Collected data entries
⟨
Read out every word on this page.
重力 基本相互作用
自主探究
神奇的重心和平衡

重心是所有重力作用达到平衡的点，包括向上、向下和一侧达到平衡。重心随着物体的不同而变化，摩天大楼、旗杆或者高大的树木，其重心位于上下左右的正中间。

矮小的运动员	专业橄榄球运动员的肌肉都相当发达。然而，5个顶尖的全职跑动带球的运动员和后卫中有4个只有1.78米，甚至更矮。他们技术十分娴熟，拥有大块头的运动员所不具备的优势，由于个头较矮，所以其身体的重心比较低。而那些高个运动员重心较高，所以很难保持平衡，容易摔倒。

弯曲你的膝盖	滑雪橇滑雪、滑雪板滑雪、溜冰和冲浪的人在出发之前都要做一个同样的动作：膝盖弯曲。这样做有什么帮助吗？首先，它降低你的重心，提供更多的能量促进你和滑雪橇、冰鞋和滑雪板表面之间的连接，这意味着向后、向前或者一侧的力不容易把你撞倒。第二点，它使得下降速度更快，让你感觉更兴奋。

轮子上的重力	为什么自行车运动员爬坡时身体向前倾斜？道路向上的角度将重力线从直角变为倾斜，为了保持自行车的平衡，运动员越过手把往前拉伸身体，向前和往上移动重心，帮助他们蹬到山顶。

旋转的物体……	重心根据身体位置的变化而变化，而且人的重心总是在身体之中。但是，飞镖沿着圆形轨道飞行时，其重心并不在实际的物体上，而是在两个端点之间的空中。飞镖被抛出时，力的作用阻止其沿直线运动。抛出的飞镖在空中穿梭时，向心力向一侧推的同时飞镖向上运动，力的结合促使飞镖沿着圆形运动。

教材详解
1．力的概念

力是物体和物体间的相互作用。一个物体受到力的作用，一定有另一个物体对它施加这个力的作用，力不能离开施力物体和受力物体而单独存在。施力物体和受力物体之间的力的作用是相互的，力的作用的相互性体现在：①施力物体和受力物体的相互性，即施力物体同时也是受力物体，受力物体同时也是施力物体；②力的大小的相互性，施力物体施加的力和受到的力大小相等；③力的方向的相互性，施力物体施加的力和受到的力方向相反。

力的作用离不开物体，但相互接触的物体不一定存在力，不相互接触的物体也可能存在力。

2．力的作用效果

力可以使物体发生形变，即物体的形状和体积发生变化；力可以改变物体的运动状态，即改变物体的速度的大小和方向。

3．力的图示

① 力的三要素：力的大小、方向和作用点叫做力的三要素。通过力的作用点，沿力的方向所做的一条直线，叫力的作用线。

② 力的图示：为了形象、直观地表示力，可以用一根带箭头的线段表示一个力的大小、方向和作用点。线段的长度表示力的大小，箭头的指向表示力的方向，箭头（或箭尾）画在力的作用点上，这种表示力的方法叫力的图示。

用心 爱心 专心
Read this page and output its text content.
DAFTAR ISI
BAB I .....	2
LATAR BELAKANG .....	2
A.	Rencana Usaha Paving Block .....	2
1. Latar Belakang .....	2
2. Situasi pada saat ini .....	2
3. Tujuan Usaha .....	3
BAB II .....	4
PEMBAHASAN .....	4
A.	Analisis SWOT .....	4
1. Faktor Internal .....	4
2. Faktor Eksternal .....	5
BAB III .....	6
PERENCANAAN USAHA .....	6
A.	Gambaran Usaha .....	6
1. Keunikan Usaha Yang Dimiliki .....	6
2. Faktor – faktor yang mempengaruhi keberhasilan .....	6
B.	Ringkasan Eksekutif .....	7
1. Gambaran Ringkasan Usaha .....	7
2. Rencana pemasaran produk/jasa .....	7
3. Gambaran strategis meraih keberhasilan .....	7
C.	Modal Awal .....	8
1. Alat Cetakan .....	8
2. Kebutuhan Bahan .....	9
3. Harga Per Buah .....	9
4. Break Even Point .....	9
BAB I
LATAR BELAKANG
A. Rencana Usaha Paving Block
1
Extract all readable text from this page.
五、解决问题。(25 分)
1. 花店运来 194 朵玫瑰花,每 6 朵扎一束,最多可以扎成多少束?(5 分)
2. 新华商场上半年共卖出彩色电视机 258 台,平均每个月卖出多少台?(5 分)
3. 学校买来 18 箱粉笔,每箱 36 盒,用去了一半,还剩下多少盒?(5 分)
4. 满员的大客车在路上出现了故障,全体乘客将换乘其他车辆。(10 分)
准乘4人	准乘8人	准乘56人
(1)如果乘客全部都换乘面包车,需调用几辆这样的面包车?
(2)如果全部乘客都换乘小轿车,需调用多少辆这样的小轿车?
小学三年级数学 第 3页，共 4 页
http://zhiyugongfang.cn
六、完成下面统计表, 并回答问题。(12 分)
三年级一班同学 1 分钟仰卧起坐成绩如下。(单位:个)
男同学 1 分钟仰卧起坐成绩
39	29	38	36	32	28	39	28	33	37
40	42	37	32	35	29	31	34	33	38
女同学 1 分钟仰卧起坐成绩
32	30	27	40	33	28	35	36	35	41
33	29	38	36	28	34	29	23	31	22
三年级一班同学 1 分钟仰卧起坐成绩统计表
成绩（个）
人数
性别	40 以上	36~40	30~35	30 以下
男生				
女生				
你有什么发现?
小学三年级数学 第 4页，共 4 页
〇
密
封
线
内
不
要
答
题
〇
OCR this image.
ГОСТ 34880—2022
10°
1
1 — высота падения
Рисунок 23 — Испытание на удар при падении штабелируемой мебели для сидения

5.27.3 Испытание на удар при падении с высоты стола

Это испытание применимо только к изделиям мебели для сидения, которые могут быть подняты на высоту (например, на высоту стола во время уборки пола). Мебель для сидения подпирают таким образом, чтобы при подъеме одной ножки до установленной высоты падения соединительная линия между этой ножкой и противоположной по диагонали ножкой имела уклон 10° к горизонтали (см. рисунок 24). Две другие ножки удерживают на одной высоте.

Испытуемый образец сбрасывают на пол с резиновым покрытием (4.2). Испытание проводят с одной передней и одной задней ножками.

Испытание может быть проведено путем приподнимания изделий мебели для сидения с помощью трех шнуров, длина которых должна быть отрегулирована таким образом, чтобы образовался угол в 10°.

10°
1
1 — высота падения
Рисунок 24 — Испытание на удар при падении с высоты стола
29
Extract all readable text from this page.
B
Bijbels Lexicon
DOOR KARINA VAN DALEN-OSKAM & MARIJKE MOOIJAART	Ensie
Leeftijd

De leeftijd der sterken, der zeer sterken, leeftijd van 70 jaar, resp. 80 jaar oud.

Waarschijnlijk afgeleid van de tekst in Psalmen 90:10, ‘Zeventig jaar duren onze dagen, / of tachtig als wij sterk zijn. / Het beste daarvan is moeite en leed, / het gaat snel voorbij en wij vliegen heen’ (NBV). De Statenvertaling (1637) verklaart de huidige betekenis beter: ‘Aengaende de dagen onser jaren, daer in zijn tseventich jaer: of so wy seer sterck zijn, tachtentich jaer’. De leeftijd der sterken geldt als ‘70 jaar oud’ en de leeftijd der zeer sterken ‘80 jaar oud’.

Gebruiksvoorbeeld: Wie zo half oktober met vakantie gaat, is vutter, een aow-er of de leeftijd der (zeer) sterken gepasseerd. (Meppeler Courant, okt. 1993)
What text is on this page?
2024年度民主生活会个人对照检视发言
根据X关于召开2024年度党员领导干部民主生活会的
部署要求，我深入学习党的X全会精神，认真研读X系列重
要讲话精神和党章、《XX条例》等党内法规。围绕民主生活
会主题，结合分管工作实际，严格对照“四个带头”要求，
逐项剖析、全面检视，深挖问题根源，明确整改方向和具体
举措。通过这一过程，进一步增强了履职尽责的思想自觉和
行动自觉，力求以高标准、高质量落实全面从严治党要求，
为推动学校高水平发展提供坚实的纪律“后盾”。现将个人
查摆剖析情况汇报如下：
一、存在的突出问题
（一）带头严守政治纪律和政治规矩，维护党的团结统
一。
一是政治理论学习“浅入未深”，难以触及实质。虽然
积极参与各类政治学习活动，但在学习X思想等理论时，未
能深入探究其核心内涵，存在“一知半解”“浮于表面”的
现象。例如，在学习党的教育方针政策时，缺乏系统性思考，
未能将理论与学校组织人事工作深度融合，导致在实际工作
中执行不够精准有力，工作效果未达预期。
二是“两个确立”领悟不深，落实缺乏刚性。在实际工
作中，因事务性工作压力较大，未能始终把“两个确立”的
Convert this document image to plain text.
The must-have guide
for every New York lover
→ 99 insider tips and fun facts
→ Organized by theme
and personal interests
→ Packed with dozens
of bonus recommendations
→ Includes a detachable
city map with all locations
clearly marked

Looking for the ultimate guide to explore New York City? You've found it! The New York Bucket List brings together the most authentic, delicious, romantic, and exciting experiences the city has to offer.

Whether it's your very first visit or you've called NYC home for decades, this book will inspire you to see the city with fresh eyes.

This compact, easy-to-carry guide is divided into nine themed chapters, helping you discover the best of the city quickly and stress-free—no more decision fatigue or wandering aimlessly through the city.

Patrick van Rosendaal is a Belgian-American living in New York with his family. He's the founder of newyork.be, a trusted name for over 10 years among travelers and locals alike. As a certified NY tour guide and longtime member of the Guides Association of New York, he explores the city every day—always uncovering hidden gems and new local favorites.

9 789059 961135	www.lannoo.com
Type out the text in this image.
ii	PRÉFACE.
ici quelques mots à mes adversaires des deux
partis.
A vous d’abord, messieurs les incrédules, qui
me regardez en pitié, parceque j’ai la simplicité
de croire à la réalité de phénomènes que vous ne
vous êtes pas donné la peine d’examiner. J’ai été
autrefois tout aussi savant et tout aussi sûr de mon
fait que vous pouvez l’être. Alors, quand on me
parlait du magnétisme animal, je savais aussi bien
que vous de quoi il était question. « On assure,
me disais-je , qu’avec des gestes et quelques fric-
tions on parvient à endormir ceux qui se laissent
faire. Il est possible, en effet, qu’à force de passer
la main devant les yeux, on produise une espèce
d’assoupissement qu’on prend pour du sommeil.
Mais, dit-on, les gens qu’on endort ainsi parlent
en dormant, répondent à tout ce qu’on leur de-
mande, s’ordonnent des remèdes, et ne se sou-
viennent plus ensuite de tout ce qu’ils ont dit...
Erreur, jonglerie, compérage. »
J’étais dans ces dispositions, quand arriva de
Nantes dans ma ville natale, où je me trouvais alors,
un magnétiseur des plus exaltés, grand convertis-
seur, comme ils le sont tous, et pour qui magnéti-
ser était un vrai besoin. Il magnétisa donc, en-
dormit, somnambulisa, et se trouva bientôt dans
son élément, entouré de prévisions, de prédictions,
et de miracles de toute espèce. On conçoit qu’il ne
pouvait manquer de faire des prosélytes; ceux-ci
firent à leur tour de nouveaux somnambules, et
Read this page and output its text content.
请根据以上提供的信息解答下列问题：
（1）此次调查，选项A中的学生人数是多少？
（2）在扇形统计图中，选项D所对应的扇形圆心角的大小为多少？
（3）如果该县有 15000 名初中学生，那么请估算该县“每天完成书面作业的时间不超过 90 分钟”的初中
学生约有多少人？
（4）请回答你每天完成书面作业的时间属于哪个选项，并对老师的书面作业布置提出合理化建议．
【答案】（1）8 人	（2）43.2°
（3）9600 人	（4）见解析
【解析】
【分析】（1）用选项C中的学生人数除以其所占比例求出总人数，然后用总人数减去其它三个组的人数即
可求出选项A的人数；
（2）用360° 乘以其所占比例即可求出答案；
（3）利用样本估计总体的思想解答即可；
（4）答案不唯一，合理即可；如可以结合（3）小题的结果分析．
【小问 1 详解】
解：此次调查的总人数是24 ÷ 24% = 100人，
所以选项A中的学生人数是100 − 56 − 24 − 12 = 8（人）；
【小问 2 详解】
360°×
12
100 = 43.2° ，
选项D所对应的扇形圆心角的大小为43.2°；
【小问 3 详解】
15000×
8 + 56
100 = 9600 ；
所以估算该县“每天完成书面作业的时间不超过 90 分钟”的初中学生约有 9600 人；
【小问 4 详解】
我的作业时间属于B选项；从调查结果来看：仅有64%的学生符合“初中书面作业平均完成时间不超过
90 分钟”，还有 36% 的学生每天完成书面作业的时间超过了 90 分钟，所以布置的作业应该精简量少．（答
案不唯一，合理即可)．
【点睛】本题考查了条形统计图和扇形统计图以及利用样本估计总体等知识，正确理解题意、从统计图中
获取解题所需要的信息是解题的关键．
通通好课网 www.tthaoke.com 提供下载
⟩
THE REQUEST:
Which lines hold the word "plus"? Copy every one of them.

RESULT BELOW:
viennent plus ensuite de tout ce qu’ils ont dit...
un magnétiseur des plus exaltés, grand convertis-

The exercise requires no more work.